- [Records to use]
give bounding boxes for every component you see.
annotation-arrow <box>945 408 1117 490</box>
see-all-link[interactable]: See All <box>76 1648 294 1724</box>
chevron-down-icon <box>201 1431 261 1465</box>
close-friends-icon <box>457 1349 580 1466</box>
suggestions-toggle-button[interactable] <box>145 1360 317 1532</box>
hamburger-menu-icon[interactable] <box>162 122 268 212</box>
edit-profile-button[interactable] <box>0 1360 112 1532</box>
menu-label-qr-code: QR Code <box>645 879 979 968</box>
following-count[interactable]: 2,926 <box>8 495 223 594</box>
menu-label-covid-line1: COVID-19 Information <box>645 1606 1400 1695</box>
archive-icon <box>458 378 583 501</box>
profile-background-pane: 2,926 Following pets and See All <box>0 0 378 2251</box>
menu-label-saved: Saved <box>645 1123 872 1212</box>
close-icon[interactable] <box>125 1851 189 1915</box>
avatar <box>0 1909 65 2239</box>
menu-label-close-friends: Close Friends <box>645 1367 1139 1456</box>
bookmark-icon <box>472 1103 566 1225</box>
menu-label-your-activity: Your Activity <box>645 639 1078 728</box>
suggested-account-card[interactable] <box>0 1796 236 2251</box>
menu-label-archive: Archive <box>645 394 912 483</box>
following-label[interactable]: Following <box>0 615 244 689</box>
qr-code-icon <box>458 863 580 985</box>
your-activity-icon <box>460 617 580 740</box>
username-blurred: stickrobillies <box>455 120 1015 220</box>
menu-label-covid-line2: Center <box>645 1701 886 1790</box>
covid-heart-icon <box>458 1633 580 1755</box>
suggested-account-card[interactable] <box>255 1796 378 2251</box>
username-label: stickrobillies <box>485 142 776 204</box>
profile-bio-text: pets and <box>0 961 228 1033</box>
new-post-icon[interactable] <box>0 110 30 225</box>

- [What is being asked]
Return, unchanged, every line of the records from the first line through the line containing "following-count[interactable]: 2,926 <box>8", including that line.

- [The solution]
give bounding boxes for every component you see.
annotation-arrow <box>945 408 1117 490</box>
see-all-link[interactable]: See All <box>76 1648 294 1724</box>
chevron-down-icon <box>201 1431 261 1465</box>
close-friends-icon <box>457 1349 580 1466</box>
suggestions-toggle-button[interactable] <box>145 1360 317 1532</box>
hamburger-menu-icon[interactable] <box>162 122 268 212</box>
edit-profile-button[interactable] <box>0 1360 112 1532</box>
menu-label-qr-code: QR Code <box>645 879 979 968</box>
following-count[interactable]: 2,926 <box>8 495 223 594</box>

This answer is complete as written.